## Written exercise
Copy every line in the records below that contains the word "xlabel".

## Items
────────────────────
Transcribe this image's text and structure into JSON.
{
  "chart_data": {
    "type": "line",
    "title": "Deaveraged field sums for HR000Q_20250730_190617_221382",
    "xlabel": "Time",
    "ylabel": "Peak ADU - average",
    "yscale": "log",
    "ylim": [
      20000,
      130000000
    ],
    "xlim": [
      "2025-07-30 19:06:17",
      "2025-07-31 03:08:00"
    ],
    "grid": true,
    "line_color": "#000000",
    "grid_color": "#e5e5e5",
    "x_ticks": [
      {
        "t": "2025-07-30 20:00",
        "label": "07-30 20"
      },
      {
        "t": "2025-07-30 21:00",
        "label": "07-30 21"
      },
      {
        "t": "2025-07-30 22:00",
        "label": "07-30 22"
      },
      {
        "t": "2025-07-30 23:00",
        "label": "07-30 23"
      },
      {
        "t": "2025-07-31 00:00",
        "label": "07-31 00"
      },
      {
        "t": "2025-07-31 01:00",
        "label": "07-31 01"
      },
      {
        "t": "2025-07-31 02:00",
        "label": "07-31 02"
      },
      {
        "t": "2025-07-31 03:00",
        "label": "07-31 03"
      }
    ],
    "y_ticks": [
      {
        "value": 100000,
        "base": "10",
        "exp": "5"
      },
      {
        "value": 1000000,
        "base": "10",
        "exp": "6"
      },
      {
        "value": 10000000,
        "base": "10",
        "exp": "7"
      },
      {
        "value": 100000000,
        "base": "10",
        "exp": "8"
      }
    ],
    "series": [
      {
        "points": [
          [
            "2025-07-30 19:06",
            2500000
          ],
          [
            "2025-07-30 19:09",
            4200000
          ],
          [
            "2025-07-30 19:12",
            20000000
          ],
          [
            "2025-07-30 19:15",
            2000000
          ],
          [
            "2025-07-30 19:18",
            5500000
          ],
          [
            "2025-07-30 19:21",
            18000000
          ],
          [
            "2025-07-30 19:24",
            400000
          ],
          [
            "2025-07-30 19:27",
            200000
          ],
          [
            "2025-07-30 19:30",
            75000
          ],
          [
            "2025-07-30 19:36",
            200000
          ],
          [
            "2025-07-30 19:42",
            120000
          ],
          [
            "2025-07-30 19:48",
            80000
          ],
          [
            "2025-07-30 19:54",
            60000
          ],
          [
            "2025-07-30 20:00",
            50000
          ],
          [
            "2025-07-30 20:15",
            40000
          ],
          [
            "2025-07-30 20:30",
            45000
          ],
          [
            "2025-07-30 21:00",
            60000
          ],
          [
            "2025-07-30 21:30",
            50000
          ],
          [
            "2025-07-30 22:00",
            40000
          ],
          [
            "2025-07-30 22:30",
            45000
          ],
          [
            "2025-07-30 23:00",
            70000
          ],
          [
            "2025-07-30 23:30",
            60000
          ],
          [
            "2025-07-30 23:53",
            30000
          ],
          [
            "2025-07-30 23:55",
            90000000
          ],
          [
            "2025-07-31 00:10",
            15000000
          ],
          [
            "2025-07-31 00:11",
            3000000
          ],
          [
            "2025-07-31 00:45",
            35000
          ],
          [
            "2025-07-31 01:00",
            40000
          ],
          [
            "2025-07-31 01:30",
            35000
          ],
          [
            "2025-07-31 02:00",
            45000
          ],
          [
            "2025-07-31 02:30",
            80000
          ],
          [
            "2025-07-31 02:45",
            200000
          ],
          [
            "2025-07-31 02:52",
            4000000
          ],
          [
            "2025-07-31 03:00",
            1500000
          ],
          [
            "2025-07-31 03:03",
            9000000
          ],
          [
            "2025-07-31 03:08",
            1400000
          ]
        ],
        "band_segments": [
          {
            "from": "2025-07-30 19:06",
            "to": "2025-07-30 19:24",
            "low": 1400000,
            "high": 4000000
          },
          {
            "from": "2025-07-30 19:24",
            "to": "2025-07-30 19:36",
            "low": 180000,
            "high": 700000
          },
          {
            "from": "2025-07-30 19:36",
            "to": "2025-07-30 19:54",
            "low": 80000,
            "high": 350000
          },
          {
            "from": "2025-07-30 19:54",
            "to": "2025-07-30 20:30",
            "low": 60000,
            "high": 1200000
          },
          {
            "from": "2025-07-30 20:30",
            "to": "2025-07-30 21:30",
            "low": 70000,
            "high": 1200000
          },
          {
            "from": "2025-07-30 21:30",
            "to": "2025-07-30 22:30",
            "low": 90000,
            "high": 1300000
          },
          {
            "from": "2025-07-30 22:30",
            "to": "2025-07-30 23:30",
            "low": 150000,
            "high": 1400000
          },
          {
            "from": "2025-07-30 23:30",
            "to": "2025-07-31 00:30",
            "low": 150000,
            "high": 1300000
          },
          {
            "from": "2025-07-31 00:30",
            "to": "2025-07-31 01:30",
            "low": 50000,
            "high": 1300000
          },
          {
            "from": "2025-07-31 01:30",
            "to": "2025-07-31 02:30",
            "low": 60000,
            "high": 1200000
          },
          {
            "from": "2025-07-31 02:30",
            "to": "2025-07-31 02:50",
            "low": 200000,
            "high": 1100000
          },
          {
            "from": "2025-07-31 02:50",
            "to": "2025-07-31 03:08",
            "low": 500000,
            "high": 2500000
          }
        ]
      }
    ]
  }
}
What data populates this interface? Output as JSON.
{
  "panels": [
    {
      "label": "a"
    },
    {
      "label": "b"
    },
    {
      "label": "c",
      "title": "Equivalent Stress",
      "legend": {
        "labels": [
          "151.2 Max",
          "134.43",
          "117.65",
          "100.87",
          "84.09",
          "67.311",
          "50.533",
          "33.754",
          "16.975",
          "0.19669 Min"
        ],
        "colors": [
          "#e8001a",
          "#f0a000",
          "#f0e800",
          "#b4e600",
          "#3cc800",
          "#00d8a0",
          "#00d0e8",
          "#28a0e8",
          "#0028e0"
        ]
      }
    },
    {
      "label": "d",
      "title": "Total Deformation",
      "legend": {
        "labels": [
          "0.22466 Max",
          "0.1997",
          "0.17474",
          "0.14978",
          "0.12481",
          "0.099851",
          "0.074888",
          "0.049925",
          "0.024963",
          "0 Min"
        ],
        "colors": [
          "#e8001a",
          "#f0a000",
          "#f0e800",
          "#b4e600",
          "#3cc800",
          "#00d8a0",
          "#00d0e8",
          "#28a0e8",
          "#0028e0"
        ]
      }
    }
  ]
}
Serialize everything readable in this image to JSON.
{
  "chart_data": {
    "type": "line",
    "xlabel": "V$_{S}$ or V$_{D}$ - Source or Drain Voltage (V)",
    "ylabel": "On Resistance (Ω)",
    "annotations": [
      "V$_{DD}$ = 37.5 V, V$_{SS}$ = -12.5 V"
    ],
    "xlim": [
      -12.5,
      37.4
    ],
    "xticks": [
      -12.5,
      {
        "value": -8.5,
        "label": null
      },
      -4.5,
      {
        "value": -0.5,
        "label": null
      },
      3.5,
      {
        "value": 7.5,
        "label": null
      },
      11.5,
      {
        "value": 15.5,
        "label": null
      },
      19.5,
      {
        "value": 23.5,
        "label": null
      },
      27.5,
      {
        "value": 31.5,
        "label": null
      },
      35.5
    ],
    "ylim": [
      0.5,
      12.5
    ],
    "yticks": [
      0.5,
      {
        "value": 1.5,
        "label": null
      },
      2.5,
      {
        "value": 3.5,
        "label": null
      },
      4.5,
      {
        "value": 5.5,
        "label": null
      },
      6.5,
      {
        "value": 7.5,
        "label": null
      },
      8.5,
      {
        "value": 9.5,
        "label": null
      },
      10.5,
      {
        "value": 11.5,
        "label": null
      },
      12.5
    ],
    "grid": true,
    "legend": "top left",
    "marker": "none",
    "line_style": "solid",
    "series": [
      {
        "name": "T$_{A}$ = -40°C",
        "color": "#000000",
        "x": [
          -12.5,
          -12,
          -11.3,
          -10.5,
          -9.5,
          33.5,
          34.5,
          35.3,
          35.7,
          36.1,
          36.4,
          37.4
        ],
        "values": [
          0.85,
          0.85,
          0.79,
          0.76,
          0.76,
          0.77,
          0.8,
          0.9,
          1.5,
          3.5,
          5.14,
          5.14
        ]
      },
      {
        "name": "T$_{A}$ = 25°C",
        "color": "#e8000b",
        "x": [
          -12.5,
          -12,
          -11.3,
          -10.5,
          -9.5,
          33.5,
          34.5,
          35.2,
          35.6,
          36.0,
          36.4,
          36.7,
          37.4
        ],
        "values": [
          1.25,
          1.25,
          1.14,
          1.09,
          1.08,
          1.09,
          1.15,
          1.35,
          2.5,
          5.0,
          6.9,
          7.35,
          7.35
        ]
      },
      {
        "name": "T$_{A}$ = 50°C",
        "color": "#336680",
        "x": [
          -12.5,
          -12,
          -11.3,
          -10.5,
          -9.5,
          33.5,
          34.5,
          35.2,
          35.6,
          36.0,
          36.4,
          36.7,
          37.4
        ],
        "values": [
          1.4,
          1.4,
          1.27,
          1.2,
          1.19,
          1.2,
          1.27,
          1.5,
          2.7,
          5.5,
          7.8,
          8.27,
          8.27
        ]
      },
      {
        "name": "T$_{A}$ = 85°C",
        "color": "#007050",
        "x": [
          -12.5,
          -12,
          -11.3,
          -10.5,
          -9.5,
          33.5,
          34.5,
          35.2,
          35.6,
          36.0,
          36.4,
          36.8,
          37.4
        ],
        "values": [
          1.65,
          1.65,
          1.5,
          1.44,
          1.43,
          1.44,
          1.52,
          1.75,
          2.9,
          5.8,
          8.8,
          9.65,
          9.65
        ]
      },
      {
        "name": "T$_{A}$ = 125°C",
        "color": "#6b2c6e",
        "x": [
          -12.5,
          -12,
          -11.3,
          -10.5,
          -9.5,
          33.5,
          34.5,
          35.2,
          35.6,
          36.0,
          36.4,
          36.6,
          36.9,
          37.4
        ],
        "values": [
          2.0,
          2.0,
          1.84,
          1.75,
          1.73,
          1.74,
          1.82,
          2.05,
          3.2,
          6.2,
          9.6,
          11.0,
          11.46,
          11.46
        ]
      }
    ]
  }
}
────────────────────
## Complete output
    "xlabel": "Time",
    "xlabel": "V$_{S}$ or V$_{D}$ - Source or Drain Voltage (V)",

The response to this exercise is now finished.